* BEGIN DATA ROWS *

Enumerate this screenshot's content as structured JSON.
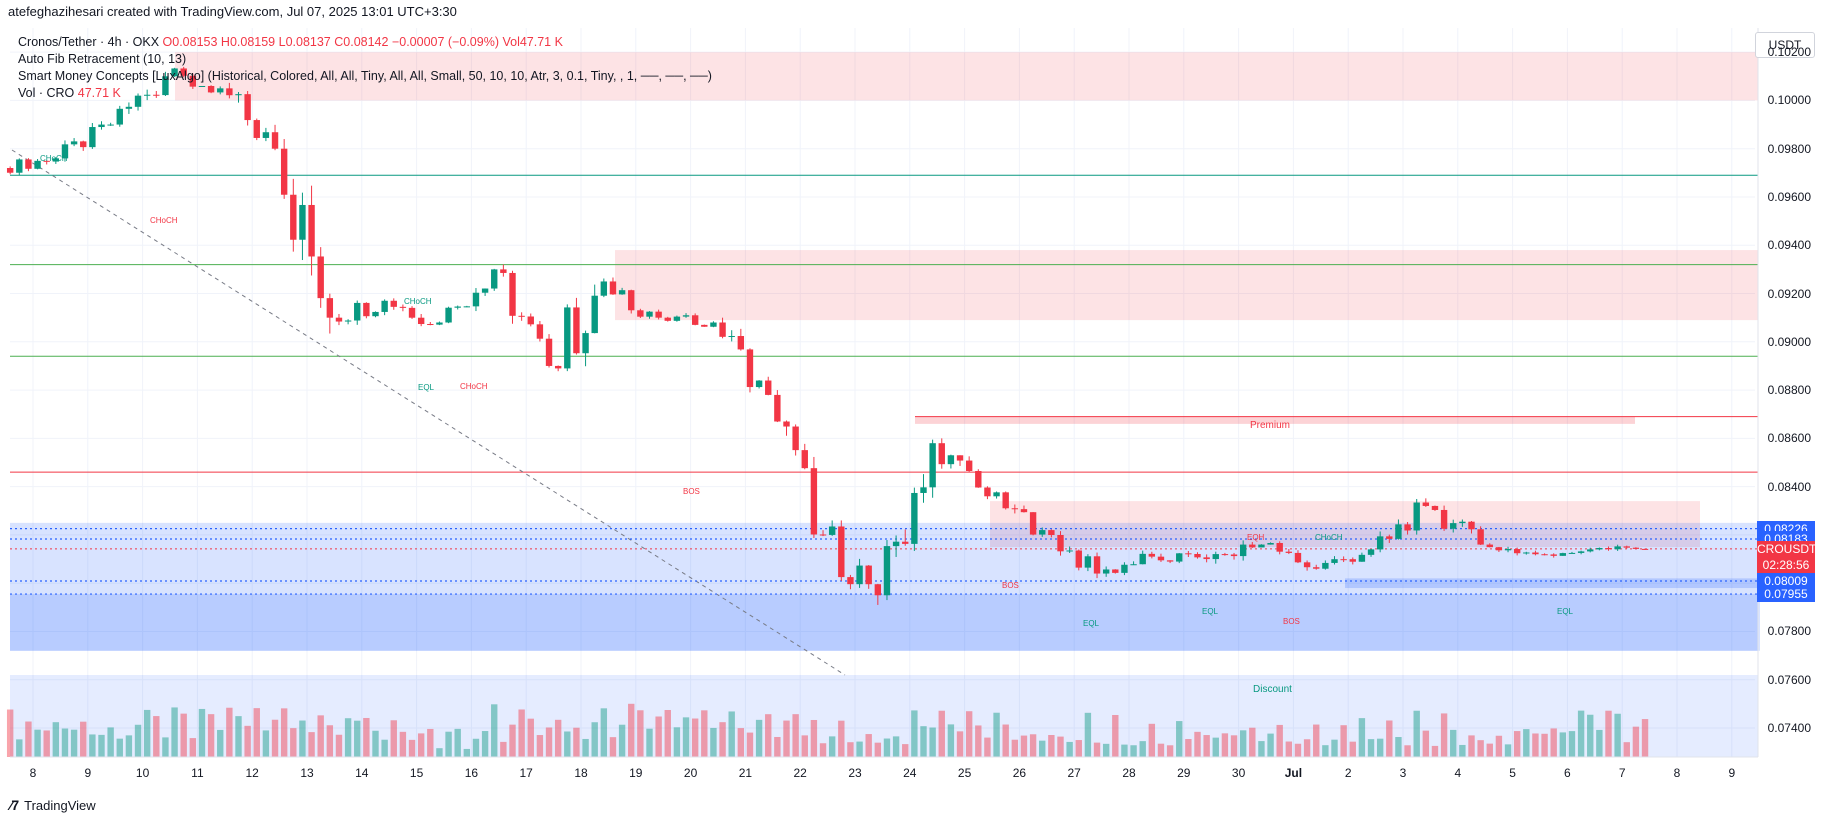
{
  "header": {
    "credit": "atefeghazihesari created with TradingView.com, Jul 07, 2025 13:01 UTC+3:30"
  },
  "legend": {
    "symbol": "Cronos/Tether · 4h · OKX",
    "o": "O0.08153",
    "h": "H0.08159",
    "l": "L0.08137",
    "c": "C0.08142",
    "change": "−0.00007 (−0.09%)",
    "vol": "Vol47.71 K",
    "fib": "Auto Fib Retracement (10, 13)",
    "smc": "Smart Money Concepts [LuxAlgo] (Historical, Colored, All, All, Tiny, All, All, Small, 50, 10, 10, Atr, 3, 0.1, Tiny, , 1, ──, ──, ──)",
    "vol_label": "Vol · CRO",
    "vol_value": "47.71 K"
  },
  "currency": "USDT",
  "footer": {
    "brand": "TradingView"
  },
  "price_tags": [
    {
      "label": "0.08226",
      "color": "#2962ff"
    },
    {
      "label": "0.08183",
      "color": "#2962ff"
    },
    {
      "label": "CROUSDT",
      "color": "#f23645"
    },
    {
      "label": "02:28:56",
      "color": "#f23645"
    },
    {
      "label": "0.08009",
      "color": "#2962ff"
    },
    {
      "label": "0.07955",
      "color": "#2962ff"
    }
  ],
  "annotations": {
    "premium": "Premium",
    "discount": "Discount",
    "choch": "CHoCH",
    "bos": "BOS",
    "eql": "EQL",
    "eqh": "EQH"
  },
  "chart_data": {
    "type": "candlestick",
    "symbol": "CROUSDT",
    "interval": "4h",
    "y_ticks": [
      0.102,
      0.1,
      0.098,
      0.096,
      0.094,
      0.092,
      0.09,
      0.088,
      0.086,
      0.084,
      0.082,
      0.08,
      0.078,
      0.076,
      0.074
    ],
    "y_tick_labels": [
      "0.10200",
      "0.10000",
      "0.09800",
      "0.09600",
      "0.09400",
      "0.09200",
      "0.09000",
      "0.08800",
      "0.08600",
      "0.08400",
      "0.08200",
      "0.08000",
      "0.07800",
      "0.07600",
      "0.07400"
    ],
    "ylim": [
      0.0728,
      0.103
    ],
    "x_labels": [
      "8",
      "9",
      "10",
      "11",
      "12",
      "13",
      "14",
      "15",
      "16",
      "17",
      "18",
      "19",
      "20",
      "21",
      "22",
      "23",
      "24",
      "25",
      "26",
      "27",
      "28",
      "29",
      "30",
      "Jul",
      "2",
      "3",
      "4",
      "5",
      "6",
      "7",
      "8",
      "9"
    ],
    "last_price": 0.08142,
    "ohlc_daily": [
      {
        "day": "8",
        "o": 0.0972,
        "h": 0.0981,
        "l": 0.0966,
        "c": 0.0976
      },
      {
        "day": "9",
        "o": 0.0976,
        "h": 0.0994,
        "l": 0.0973,
        "c": 0.099
      },
      {
        "day": "10",
        "o": 0.099,
        "h": 0.102,
        "l": 0.0985,
        "c": 0.101
      },
      {
        "day": "11",
        "o": 0.101,
        "h": 0.1022,
        "l": 0.0998,
        "c": 0.1005
      },
      {
        "day": "12",
        "o": 0.1005,
        "h": 0.1015,
        "l": 0.0976,
        "c": 0.098
      },
      {
        "day": "13",
        "o": 0.098,
        "h": 0.0984,
        "l": 0.0877,
        "c": 0.091
      },
      {
        "day": "14",
        "o": 0.091,
        "h": 0.0922,
        "l": 0.0898,
        "c": 0.0917
      },
      {
        "day": "15",
        "o": 0.0917,
        "h": 0.0918,
        "l": 0.0896,
        "c": 0.0908
      },
      {
        "day": "16",
        "o": 0.0908,
        "h": 0.0935,
        "l": 0.0905,
        "c": 0.093
      },
      {
        "day": "17",
        "o": 0.093,
        "h": 0.0932,
        "l": 0.0885,
        "c": 0.089
      },
      {
        "day": "18",
        "o": 0.089,
        "h": 0.0938,
        "l": 0.0855,
        "c": 0.0925
      },
      {
        "day": "19",
        "o": 0.0925,
        "h": 0.093,
        "l": 0.0902,
        "c": 0.091
      },
      {
        "day": "20",
        "o": 0.091,
        "h": 0.0912,
        "l": 0.09,
        "c": 0.0908
      },
      {
        "day": "21",
        "o": 0.0908,
        "h": 0.091,
        "l": 0.087,
        "c": 0.0878
      },
      {
        "day": "22",
        "o": 0.0878,
        "h": 0.088,
        "l": 0.0815,
        "c": 0.082
      },
      {
        "day": "23",
        "o": 0.082,
        "h": 0.0826,
        "l": 0.0772,
        "c": 0.0795
      },
      {
        "day": "24",
        "o": 0.0795,
        "h": 0.0862,
        "l": 0.0793,
        "c": 0.0858
      },
      {
        "day": "25",
        "o": 0.0858,
        "h": 0.086,
        "l": 0.083,
        "c": 0.0836
      },
      {
        "day": "26",
        "o": 0.0836,
        "h": 0.0838,
        "l": 0.0814,
        "c": 0.0822
      },
      {
        "day": "27",
        "o": 0.0822,
        "h": 0.0825,
        "l": 0.08,
        "c": 0.0804
      },
      {
        "day": "28",
        "o": 0.0804,
        "h": 0.0818,
        "l": 0.08,
        "c": 0.0811
      },
      {
        "day": "29",
        "o": 0.0811,
        "h": 0.0822,
        "l": 0.0805,
        "c": 0.081
      },
      {
        "day": "30",
        "o": 0.081,
        "h": 0.083,
        "l": 0.0806,
        "c": 0.0816
      },
      {
        "day": "Jul",
        "o": 0.0816,
        "h": 0.0822,
        "l": 0.0803,
        "c": 0.0806
      },
      {
        "day": "2",
        "o": 0.0806,
        "h": 0.0816,
        "l": 0.0798,
        "c": 0.0814
      },
      {
        "day": "3",
        "o": 0.0814,
        "h": 0.0838,
        "l": 0.0812,
        "c": 0.0832
      },
      {
        "day": "4",
        "o": 0.0832,
        "h": 0.0837,
        "l": 0.0812,
        "c": 0.0816
      },
      {
        "day": "5",
        "o": 0.0816,
        "h": 0.082,
        "l": 0.0808,
        "c": 0.0812
      },
      {
        "day": "6",
        "o": 0.0812,
        "h": 0.0818,
        "l": 0.0808,
        "c": 0.0814
      },
      {
        "day": "7",
        "o": 0.0814,
        "h": 0.0819,
        "l": 0.081,
        "c": 0.0814
      }
    ],
    "horizontal_levels": [
      {
        "price": 0.0969,
        "color": "#089981"
      },
      {
        "price": 0.0932,
        "color": "#4caf50"
      },
      {
        "price": 0.0894,
        "color": "#4caf50"
      },
      {
        "price": 0.0846,
        "color": "#f23645"
      },
      {
        "price": 0.0869,
        "color": "#f23645"
      }
    ],
    "zones": [
      {
        "from": 0.1,
        "to": 0.102,
        "kind": "supply"
      },
      {
        "from": 0.0909,
        "to": 0.0938,
        "kind": "supply"
      },
      {
        "from": 0.0866,
        "to": 0.0869,
        "kind": "premium"
      },
      {
        "from": 0.0815,
        "to": 0.0834,
        "kind": "supply"
      },
      {
        "from": 0.0798,
        "to": 0.0802,
        "kind": "demand"
      },
      {
        "from": 0.0772,
        "to": 0.0825,
        "kind": "discount"
      }
    ],
    "legend": "none",
    "grid": true
  }
}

* END DATA ROWS *

WHAT NEEDS TO BE DONE: Count how many lines hold the string "TradingView" and give that number alone.

COMPLETE OUTPUT: 2